__EXERCISE DESCRIPTION__
Look through the material and copy each line holding "name".

__AVAILABLE DATA__
☆ ☆ ☆ ☆

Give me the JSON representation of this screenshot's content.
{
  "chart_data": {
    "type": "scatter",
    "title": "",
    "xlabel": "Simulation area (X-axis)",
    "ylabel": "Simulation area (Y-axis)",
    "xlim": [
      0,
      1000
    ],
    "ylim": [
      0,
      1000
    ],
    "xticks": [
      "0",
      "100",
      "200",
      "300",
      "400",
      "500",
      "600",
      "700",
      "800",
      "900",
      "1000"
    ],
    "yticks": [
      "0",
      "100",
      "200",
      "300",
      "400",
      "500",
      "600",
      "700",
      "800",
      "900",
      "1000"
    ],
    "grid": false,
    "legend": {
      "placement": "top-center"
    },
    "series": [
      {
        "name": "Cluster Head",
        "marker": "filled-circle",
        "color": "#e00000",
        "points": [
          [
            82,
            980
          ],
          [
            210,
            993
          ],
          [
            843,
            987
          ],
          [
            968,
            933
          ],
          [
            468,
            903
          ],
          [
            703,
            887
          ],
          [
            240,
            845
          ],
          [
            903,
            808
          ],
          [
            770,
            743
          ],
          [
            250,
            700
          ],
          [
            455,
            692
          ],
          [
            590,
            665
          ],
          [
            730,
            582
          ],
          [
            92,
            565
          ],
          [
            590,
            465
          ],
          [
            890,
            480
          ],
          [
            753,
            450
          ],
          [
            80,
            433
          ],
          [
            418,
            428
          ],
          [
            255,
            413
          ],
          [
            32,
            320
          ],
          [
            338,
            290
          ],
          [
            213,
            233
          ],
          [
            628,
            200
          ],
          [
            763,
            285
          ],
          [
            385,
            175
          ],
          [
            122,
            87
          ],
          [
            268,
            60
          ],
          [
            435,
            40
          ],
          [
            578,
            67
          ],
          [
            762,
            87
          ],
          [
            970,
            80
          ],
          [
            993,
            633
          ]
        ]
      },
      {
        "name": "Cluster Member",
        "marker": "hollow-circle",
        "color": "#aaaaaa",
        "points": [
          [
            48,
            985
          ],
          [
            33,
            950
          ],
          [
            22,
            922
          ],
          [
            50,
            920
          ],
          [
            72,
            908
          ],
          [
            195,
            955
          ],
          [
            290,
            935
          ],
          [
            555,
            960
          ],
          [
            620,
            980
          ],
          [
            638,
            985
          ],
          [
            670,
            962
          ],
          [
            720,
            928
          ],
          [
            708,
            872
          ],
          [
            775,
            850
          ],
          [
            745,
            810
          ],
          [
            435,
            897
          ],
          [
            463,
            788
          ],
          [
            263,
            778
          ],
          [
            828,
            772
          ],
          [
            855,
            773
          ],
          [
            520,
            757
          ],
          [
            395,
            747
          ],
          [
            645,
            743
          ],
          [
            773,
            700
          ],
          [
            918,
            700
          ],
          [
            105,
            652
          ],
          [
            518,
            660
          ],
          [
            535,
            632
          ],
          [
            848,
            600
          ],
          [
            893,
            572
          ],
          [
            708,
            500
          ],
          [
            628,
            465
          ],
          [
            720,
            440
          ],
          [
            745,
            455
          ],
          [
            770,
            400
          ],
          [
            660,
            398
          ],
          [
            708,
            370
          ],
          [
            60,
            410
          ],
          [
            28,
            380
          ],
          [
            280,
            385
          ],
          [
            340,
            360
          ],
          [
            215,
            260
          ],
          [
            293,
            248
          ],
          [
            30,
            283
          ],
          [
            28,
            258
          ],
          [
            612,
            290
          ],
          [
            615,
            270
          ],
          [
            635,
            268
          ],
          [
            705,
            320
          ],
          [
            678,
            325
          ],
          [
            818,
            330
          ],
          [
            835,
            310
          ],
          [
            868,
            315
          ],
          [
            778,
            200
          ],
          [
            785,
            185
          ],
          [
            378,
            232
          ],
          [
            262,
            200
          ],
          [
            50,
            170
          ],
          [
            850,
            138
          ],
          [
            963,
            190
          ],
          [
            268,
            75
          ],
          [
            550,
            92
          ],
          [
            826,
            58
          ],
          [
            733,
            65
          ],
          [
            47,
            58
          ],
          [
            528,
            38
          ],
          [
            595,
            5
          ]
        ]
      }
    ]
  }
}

☆ ☆ ☆ ☆

__WRITTEN SOLUTION__
        "name": "Cluster Head",
        "name": "Cluster Member",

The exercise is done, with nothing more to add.